_EXERCISE DESCRIPTION_.
Locate every line in the records below that holds the word "Crisis" and return each one.

_SOURCE RECORDS_.

>> BEGIN

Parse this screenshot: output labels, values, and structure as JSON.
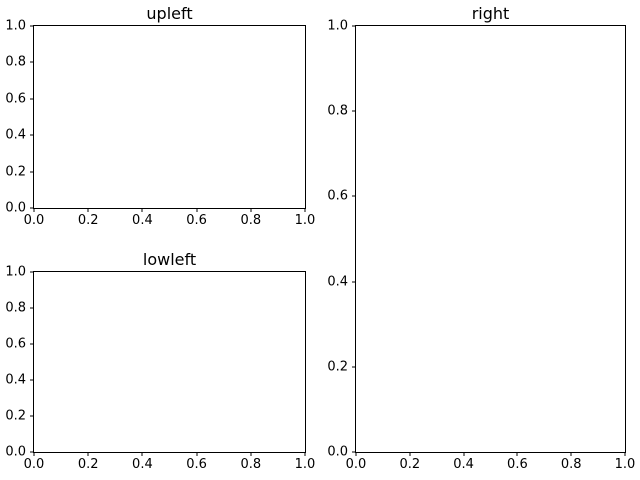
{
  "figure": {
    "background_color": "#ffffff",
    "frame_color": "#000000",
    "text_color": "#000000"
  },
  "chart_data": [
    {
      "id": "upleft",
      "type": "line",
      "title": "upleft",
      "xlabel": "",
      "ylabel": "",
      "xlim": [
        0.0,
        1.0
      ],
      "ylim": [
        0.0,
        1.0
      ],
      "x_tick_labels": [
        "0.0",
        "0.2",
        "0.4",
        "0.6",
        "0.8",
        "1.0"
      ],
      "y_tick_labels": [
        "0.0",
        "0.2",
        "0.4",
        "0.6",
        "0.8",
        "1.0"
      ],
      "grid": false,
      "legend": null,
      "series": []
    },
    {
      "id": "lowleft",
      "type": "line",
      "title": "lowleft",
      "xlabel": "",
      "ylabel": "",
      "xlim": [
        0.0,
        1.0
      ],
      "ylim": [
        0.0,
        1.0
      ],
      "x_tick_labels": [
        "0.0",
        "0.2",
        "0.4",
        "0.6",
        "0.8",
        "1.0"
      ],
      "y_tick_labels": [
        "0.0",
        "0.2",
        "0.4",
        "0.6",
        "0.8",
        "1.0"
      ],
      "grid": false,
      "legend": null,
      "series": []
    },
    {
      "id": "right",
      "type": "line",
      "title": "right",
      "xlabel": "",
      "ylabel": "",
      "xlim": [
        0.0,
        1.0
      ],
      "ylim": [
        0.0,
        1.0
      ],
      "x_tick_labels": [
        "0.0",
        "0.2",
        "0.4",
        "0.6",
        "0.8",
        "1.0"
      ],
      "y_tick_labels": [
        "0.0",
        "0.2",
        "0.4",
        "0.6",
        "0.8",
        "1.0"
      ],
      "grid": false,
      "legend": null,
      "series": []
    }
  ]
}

>> END
>> BEGIN

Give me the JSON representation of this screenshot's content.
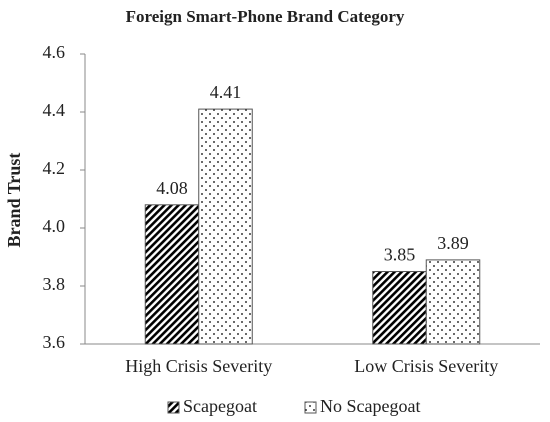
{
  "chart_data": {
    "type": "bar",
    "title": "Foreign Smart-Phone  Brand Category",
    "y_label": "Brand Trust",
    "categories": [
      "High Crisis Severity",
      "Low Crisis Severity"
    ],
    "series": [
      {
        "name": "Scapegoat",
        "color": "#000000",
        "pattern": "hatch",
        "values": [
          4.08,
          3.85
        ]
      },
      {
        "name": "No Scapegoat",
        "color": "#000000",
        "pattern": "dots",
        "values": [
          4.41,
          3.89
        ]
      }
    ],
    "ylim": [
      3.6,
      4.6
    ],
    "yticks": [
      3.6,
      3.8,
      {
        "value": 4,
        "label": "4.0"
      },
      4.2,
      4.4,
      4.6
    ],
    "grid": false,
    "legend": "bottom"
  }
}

>> END

_FULL SOLUTION_.
      "High Crisis Severity",
      "Low Crisis Severity"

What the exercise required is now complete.